** START OF RECORDS FOR THIS TASK **
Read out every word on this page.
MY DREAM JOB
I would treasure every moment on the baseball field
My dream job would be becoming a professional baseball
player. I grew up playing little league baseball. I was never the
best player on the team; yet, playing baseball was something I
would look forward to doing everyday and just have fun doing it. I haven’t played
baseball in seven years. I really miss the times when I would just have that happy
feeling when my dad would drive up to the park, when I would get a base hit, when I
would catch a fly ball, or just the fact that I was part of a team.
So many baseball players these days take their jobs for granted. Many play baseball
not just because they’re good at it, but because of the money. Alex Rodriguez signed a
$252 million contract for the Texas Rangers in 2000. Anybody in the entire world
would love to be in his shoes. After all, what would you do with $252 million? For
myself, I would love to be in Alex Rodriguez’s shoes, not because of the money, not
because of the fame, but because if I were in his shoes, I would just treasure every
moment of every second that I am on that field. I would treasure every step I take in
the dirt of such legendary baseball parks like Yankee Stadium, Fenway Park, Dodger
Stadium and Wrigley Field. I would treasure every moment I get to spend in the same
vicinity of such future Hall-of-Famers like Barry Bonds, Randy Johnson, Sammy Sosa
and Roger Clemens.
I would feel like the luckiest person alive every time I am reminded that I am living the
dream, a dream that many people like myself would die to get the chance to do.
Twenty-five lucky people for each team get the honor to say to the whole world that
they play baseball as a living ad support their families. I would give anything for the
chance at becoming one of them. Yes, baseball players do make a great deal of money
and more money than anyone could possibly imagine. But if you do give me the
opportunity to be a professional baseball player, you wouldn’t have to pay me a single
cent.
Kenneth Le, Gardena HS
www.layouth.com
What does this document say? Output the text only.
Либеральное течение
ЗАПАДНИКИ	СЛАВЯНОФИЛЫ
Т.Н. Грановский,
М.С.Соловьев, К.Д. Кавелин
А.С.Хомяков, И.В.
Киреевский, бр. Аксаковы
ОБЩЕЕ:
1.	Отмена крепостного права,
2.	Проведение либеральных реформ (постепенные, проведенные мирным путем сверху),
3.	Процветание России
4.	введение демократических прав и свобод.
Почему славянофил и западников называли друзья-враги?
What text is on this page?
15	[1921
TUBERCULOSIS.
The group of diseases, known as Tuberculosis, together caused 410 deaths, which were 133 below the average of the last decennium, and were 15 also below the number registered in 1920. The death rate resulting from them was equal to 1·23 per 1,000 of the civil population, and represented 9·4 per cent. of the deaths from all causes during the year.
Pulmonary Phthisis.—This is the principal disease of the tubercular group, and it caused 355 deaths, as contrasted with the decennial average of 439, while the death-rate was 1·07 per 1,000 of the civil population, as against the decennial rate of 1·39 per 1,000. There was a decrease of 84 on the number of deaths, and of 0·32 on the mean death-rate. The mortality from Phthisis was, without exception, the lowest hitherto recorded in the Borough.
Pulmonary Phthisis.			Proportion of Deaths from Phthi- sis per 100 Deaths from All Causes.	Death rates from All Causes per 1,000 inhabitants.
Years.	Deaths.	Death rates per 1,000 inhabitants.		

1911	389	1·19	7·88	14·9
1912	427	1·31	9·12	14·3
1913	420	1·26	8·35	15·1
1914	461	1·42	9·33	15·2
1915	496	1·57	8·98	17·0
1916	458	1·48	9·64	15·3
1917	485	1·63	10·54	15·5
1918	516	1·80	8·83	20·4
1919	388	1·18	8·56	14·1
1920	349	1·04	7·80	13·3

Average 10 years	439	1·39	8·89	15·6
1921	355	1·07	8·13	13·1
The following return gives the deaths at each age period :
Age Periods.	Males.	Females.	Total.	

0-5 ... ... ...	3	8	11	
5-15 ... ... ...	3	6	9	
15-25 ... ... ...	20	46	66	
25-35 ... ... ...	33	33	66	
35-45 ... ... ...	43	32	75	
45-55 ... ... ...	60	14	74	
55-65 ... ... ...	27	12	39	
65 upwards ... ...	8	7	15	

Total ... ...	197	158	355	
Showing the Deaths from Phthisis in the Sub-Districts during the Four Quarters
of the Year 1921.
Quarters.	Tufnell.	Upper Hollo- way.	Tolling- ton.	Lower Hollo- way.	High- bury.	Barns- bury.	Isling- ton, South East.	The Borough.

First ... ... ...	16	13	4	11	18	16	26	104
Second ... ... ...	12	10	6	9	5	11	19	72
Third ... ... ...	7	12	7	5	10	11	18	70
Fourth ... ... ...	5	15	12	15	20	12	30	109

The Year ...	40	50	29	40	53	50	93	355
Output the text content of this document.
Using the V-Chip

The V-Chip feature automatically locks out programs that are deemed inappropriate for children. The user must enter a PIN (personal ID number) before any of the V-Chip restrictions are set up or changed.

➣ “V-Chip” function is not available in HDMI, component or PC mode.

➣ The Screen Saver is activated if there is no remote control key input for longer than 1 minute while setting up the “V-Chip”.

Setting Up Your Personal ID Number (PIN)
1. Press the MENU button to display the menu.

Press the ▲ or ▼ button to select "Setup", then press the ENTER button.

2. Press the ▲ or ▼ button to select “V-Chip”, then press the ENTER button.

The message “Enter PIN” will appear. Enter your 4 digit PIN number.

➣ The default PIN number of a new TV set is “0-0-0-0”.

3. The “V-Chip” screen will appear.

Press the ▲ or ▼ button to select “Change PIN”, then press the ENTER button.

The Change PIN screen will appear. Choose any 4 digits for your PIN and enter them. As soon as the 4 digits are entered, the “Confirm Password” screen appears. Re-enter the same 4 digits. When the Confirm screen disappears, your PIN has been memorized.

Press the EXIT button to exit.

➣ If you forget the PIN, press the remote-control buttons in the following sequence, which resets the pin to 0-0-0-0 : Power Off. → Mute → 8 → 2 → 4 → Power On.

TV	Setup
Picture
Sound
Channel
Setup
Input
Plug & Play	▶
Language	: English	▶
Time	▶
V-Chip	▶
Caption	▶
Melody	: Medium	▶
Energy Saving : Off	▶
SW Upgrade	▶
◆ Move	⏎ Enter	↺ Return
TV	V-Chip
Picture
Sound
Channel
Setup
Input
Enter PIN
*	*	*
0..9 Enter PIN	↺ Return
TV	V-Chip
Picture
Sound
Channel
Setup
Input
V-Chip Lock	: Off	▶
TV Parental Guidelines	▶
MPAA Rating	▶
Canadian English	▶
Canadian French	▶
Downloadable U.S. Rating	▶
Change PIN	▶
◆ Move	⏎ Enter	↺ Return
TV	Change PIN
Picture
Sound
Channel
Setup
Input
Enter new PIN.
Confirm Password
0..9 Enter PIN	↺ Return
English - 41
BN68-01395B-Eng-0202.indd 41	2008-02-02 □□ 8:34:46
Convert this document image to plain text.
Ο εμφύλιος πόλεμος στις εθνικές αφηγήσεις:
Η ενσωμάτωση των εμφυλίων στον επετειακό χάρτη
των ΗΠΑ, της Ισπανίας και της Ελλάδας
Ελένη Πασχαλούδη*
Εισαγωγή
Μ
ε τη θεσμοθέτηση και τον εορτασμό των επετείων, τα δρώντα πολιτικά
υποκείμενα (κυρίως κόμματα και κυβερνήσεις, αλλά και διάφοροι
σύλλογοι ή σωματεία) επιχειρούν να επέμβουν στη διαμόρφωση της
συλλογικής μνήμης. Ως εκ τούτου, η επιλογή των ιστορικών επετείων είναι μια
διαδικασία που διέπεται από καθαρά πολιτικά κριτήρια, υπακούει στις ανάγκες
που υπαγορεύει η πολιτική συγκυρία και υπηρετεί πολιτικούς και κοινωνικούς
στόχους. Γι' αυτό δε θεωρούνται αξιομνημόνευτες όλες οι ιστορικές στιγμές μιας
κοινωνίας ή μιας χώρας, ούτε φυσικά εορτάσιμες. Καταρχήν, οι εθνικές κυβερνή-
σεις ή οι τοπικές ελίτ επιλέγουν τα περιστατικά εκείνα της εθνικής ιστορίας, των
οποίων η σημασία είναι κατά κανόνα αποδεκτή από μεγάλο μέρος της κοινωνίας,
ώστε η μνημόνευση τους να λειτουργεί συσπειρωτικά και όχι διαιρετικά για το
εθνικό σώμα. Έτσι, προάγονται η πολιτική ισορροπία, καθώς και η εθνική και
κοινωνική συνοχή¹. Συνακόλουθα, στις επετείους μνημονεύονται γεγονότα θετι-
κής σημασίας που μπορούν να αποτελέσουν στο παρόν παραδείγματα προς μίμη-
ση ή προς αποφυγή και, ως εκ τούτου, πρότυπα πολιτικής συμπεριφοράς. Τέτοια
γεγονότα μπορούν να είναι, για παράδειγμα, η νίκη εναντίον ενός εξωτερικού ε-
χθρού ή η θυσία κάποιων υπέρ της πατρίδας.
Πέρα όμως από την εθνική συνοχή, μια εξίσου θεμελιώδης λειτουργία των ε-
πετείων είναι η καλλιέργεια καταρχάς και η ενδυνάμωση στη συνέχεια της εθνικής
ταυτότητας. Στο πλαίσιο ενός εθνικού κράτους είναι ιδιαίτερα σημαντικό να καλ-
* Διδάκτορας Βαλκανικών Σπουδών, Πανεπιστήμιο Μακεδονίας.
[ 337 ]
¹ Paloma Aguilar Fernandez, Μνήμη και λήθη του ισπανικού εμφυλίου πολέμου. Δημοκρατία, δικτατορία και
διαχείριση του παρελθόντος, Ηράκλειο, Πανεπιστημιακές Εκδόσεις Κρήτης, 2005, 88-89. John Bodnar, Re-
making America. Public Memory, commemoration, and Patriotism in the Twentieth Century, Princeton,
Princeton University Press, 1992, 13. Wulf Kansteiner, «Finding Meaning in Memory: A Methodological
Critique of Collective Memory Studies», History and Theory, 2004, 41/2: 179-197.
** END OF RECORDS FOR THIS TASK **
## WHAT YOU SHOULD DO
From the entries above, extract each line containing "team".

## SOLUTION TO THIS EXERCISE
best player on the team; yet, playing baseball was something I
would catch a fly ball, or just the fact that I was part of a team.
Twenty-five lucky people for each team get the honor to say to the whole world that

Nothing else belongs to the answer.